#### [STATED GOAL]
Your task is to copy the listing exactly. Drop any pictures from the copy.

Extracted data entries
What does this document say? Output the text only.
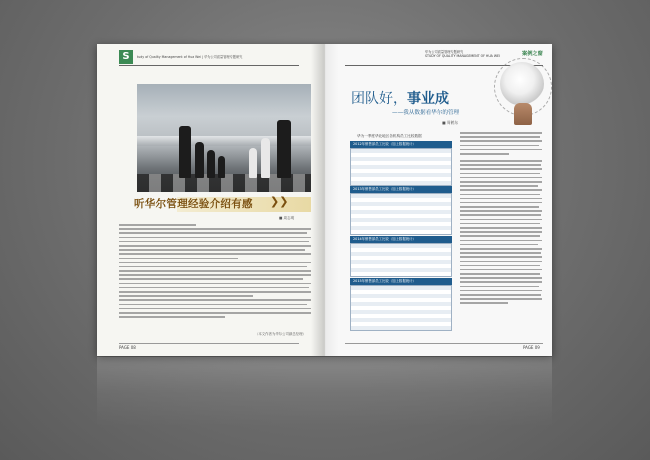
S	tudy of Quality Management of Hua Wei | 华为公司质量管理专题研究
■ 周志明
PAGE 08
听华尔管理经验介绍有感 ❯❯
（本文作者为华尔公司副总经理）
华为公司质量管理专题研究
STUDY OF QUALITY MANAGEMENT OF HUA WEI	案例之窗
团队好，事业成
——我从数据看华尔的管理
■ 周鹤东
华为一季度华北地区各机构员工比较数据
2012年销售部员工比较（加上数据统计）
2013年销售部员工比较（加上数据统计）
2014年销售部员工比较（加上数据统计）
2015年销售部员工比较（加上数据统计）
PAGE 09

#### [FULL RESPONSE]
What does this document say? Output the text only.
S	tudy of Quality Management of Hua Wei | 华为公司质量管理专题研究
■ 周志明
PAGE 08
听华尔管理经验介绍有感 ❯❯
（本文作者为华尔公司副总经理）
华为公司质量管理专题研究
STUDY OF QUALITY MANAGEMENT OF HUA WEI	案例之窗
团队好，事业成
——我从数据看华尔的管理
■ 周鹤东
华为一季度华北地区各机构员工比较数据
2012年销售部员工比较（加上数据统计）
2013年销售部员工比较（加上数据统计）
2014年销售部员工比较（加上数据统计）
2015年销售部员工比较（加上数据统计）
PAGE 09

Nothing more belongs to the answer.